Extracts from a graphics dataset
## Begin
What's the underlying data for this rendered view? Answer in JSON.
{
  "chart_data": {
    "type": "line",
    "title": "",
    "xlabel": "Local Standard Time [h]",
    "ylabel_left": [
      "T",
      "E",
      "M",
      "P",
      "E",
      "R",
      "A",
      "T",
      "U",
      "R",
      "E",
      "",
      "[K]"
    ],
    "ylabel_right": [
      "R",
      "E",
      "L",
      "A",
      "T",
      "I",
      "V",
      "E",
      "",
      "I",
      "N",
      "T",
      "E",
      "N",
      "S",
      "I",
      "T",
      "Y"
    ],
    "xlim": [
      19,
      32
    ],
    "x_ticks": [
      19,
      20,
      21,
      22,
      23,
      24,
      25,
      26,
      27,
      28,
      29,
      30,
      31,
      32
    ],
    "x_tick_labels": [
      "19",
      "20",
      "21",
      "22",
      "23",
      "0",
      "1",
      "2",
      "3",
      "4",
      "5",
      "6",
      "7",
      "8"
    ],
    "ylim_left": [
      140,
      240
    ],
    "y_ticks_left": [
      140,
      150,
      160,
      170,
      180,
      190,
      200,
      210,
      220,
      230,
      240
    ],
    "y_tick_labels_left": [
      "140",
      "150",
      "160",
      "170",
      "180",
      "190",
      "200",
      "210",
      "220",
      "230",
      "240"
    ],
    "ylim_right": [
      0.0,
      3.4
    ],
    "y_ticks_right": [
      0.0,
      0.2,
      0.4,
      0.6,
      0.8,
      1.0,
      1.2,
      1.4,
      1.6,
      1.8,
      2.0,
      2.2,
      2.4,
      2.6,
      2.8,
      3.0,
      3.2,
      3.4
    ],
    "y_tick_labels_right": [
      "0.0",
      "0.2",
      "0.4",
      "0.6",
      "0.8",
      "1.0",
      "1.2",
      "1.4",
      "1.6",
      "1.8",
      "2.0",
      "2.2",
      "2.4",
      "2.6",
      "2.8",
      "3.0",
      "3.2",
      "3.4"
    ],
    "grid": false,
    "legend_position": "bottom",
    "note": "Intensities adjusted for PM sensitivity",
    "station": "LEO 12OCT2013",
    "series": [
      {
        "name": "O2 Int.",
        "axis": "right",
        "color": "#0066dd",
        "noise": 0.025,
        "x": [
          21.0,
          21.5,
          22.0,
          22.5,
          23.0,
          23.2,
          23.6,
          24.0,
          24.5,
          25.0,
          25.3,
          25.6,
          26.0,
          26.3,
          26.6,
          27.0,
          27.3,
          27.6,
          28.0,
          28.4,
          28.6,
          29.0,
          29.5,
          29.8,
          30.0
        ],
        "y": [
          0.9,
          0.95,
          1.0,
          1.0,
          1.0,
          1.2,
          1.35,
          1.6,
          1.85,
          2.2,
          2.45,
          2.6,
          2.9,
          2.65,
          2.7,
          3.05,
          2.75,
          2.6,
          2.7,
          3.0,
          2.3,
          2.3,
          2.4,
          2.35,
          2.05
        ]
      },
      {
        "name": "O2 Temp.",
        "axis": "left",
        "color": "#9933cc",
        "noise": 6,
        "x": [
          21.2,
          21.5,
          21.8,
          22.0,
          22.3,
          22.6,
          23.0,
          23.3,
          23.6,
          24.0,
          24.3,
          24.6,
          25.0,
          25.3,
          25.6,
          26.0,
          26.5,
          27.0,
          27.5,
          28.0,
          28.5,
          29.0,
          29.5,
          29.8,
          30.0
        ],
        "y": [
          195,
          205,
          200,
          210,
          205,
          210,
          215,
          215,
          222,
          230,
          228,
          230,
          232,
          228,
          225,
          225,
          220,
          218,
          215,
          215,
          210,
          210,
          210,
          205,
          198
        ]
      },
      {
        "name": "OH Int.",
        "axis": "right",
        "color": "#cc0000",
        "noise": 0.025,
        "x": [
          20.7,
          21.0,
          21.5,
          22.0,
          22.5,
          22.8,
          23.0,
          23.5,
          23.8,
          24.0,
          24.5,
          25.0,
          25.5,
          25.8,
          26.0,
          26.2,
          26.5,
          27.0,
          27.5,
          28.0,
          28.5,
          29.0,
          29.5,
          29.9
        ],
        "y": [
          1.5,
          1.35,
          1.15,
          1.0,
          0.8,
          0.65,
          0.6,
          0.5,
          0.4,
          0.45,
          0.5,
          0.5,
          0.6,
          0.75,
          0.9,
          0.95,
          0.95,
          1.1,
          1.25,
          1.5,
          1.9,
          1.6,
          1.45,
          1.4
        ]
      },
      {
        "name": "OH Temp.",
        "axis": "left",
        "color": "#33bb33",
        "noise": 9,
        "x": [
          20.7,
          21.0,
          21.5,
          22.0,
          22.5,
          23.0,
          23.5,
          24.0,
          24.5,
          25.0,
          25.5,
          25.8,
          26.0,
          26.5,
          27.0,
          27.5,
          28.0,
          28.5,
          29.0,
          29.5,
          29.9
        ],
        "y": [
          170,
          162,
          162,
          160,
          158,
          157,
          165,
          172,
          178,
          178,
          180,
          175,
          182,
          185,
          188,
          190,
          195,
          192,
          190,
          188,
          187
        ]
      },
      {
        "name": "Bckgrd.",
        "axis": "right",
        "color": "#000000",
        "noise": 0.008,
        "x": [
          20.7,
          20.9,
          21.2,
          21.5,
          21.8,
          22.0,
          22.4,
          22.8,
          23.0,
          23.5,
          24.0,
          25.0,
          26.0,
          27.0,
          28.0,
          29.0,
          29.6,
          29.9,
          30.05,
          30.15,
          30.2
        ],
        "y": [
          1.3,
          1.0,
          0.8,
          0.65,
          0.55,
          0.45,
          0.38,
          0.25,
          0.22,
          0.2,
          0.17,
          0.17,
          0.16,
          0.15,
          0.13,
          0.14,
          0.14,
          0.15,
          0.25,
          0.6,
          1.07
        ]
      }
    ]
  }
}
## End
Written task:
Give all the records again. Match them exactly.

Expected answer:
What's the underlying data for this rendered view? Answer in JSON.
{
  "chart_data": {
    "type": "line",
    "title": "",
    "xlabel": "Local Standard Time [h]",
    "ylabel_left": [
      "T",
      "E",
      "M",
      "P",
      "E",
      "R",
      "A",
      "T",
      "U",
      "R",
      "E",
      "",
      "[K]"
    ],
    "ylabel_right": [
      "R",
      "E",
      "L",
      "A",
      "T",
      "I",
      "V",
      "E",
      "",
      "I",
      "N",
      "T",
      "E",
      "N",
      "S",
      "I",
      "T",
      "Y"
    ],
    "xlim": [
      19,
      32
    ],
    "x_ticks": [
      19,
      20,
      21,
      22,
      23,
      24,
      25,
      26,
      27,
      28,
      29,
      30,
      31,
      32
    ],
    "x_tick_labels": [
      "19",
      "20",
      "21",
      "22",
      "23",
      "0",
      "1",
      "2",
      "3",
      "4",
      "5",
      "6",
      "7",
      "8"
    ],
    "ylim_left": [
      140,
      240
    ],
    "y_ticks_left": [
      140,
      150,
      160,
      170,
      180,
      190,
      200,
      210,
      220,
      230,
      240
    ],
    "y_tick_labels_left": [
      "140",
      "150",
      "160",
      "170",
      "180",
      "190",
      "200",
      "210",
      "220",
      "230",
      "240"
    ],
    "ylim_right": [
      0.0,
      3.4
    ],
    "y_ticks_right": [
      0.0,
      0.2,
      0.4,
      0.6,
      0.8,
      1.0,
      1.2,
      1.4,
      1.6,
      1.8,
      2.0,
      2.2,
      2.4,
      2.6,
      2.8,
      3.0,
      3.2,
      3.4
    ],
    "y_tick_labels_right": [
      "0.0",
      "0.2",
      "0.4",
      "0.6",
      "0.8",
      "1.0",
      "1.2",
      "1.4",
      "1.6",
      "1.8",
      "2.0",
      "2.2",
      "2.4",
      "2.6",
      "2.8",
      "3.0",
      "3.2",
      "3.4"
    ],
    "grid": false,
    "legend_position": "bottom",
    "note": "Intensities adjusted for PM sensitivity",
    "station": "LEO 12OCT2013",
    "series": [
      {
        "name": "O2 Int.",
        "axis": "right",
        "color": "#0066dd",
        "noise": 0.025,
        "x": [
          21.0,
          21.5,
          22.0,
          22.5,
          23.0,
          23.2,
          23.6,
          24.0,
          24.5,
          25.0,
          25.3,
          25.6,
          26.0,
          26.3,
          26.6,
          27.0,
          27.3,
          27.6,
          28.0,
          28.4,
          28.6,
          29.0,
          29.5,
          29.8,
          30.0
        ],
        "y": [
          0.9,
          0.95,
          1.0,
          1.0,
          1.0,
          1.2,
          1.35,
          1.6,
          1.85,
          2.2,
          2.45,
          2.6,
          2.9,
          2.65,
          2.7,
          3.05,
          2.75,
          2.6,
          2.7,
          3.0,
          2.3,
          2.3,
          2.4,
          2.35,
          2.05
        ]
      },
      {
        "name": "O2 Temp.",
        "axis": "left",
        "color": "#9933cc",
        "noise": 6,
        "x": [
          21.2,
          21.5,
          21.8,
          22.0,
          22.3,
          22.6,
          23.0,
          23.3,
          23.6,
          24.0,
          24.3,
          24.6,
          25.0,
          25.3,
          25.6,
          26.0,
          26.5,
          27.0,
          27.5,
          28.0,
          28.5,
          29.0,
          29.5,
          29.8,
          30.0
        ],
        "y": [
          195,
          205,
          200,
          210,
          205,
          210,
          215,
          215,
          222,
          230,
          228,
          230,
          232,
          228,
          225,
          225,
          220,
          218,
          215,
          215,
          210,
          210,
          210,
          205,
          198
        ]
      },
      {
        "name": "OH Int.",
        "axis": "right",
        "color": "#cc0000",
        "noise": 0.025,
        "x": [
          20.7,
          21.0,
          21.5,
          22.0,
          22.5,
          22.8,
          23.0,
          23.5,
          23.8,
          24.0,
          24.5,
          25.0,
          25.5,
          25.8,
          26.0,
          26.2,
          26.5,
          27.0,
          27.5,
          28.0,
          28.5,
          29.0,
          29.5,
          29.9
        ],
        "y": [
          1.5,
          1.35,
          1.15,
          1.0,
          0.8,
          0.65,
          0.6,
          0.5,
          0.4,
          0.45,
          0.5,
          0.5,
          0.6,
          0.75,
          0.9,
          0.95,
          0.95,
          1.1,
          1.25,
          1.5,
          1.9,
          1.6,
          1.45,
          1.4
        ]
      },
      {
        "name": "OH Temp.",
        "axis": "left",
        "color": "#33bb33",
        "noise": 9,
        "x": [
          20.7,
          21.0,
          21.5,
          22.0,
          22.5,
          23.0,
          23.5,
          24.0,
          24.5,
          25.0,
          25.5,
          25.8,
          26.0,
          26.5,
          27.0,
          27.5,
          28.0,
          28.5,
          29.0,
          29.5,
          29.9
        ],
        "y": [
          170,
          162,
          162,
          160,
          158,
          157,
          165,
          172,
          178,
          178,
          180,
          175,
          182,
          185,
          188,
          190,
          195,
          192,
          190,
          188,
          187
        ]
      },
      {
        "name": "Bckgrd.",
        "axis": "right",
        "color": "#000000",
        "noise": 0.008,
        "x": [
          20.7,
          20.9,
          21.2,
          21.5,
          21.8,
          22.0,
          22.4,
          22.8,
          23.0,
          23.5,
          24.0,
          25.0,
          26.0,
          27.0,
          28.0,
          29.0,
          29.6,
          29.9,
          30.05,
          30.15,
          30.2
        ],
        "y": [
          1.3,
          1.0,
          0.8,
          0.65,
          0.55,
          0.45,
          0.38,
          0.25,
          0.22,
          0.2,
          0.17,
          0.17,
          0.16,
          0.15,
          0.13,
          0.14,
          0.14,
          0.15,
          0.25,
          0.6,
          1.07
        ]
      }
    ]
  }
}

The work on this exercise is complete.